▸ Work required:
Every record here should be printed again exactly.

▬▬▬▬▬▬▬▬▬▬

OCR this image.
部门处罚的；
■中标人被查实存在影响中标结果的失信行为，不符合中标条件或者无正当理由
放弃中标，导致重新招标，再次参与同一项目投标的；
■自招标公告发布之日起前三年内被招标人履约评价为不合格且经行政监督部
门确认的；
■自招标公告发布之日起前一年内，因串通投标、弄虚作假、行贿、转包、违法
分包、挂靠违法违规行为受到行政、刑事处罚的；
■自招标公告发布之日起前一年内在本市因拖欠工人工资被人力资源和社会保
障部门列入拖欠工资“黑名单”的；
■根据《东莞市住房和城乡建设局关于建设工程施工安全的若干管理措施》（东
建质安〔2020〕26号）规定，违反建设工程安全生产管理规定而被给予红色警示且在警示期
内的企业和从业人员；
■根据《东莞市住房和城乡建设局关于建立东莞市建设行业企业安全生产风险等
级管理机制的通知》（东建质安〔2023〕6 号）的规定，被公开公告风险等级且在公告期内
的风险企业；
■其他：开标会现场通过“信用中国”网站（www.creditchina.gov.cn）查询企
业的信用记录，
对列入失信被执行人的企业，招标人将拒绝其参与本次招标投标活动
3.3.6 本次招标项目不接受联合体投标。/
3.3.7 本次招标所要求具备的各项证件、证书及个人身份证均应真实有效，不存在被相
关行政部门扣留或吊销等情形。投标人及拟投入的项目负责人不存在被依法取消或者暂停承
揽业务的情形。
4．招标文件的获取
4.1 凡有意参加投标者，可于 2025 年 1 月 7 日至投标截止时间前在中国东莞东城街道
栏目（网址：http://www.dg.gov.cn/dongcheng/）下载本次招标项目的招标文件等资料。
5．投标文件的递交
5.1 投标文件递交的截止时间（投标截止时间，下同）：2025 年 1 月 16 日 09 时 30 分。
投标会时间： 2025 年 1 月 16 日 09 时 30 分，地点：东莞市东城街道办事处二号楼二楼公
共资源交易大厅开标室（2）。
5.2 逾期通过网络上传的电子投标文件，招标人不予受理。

▬▬▬▬▬▬▬▬▬▬

▸ Written answer:
OCR this image.
部门处罚的；
■中标人被查实存在影响中标结果的失信行为，不符合中标条件或者无正当理由
放弃中标，导致重新招标，再次参与同一项目投标的；
■自招标公告发布之日起前三年内被招标人履约评价为不合格且经行政监督部
门确认的；
■自招标公告发布之日起前一年内，因串通投标、弄虚作假、行贿、转包、违法
分包、挂靠违法违规行为受到行政、刑事处罚的；
■自招标公告发布之日起前一年内在本市因拖欠工人工资被人力资源和社会保
障部门列入拖欠工资“黑名单”的；
■根据《东莞市住房和城乡建设局关于建设工程施工安全的若干管理措施》（东
建质安〔2020〕26号）规定，违反建设工程安全生产管理规定而被给予红色警示且在警示期
内的企业和从业人员；
■根据《东莞市住房和城乡建设局关于建立东莞市建设行业企业安全生产风险等
级管理机制的通知》（东建质安〔2023〕6 号）的规定，被公开公告风险等级且在公告期内
的风险企业；
■其他：开标会现场通过“信用中国”网站（www.creditchina.gov.cn）查询企
业的信用记录，
对列入失信被执行人的企业，招标人将拒绝其参与本次招标投标活动
3.3.6 本次招标项目不接受联合体投标。/
3.3.7 本次招标所要求具备的各项证件、证书及个人身份证均应真实有效，不存在被相
关行政部门扣留或吊销等情形。投标人及拟投入的项目负责人不存在被依法取消或者暂停承
揽业务的情形。
4．招标文件的获取
4.1 凡有意参加投标者，可于 2025 年 1 月 7 日至投标截止时间前在中国东莞东城街道
栏目（网址：http://www.dg.gov.cn/dongcheng/）下载本次招标项目的招标文件等资料。
5．投标文件的递交
5.1 投标文件递交的截止时间（投标截止时间，下同）：2025 年 1 月 16 日 09 时 30 分。
投标会时间： 2025 年 1 月 16 日 09 时 30 分，地点：东莞市东城街道办事处二号楼二楼公
共资源交易大厅开标室（2）。
5.2 逾期通过网络上传的电子投标文件，招标人不予受理。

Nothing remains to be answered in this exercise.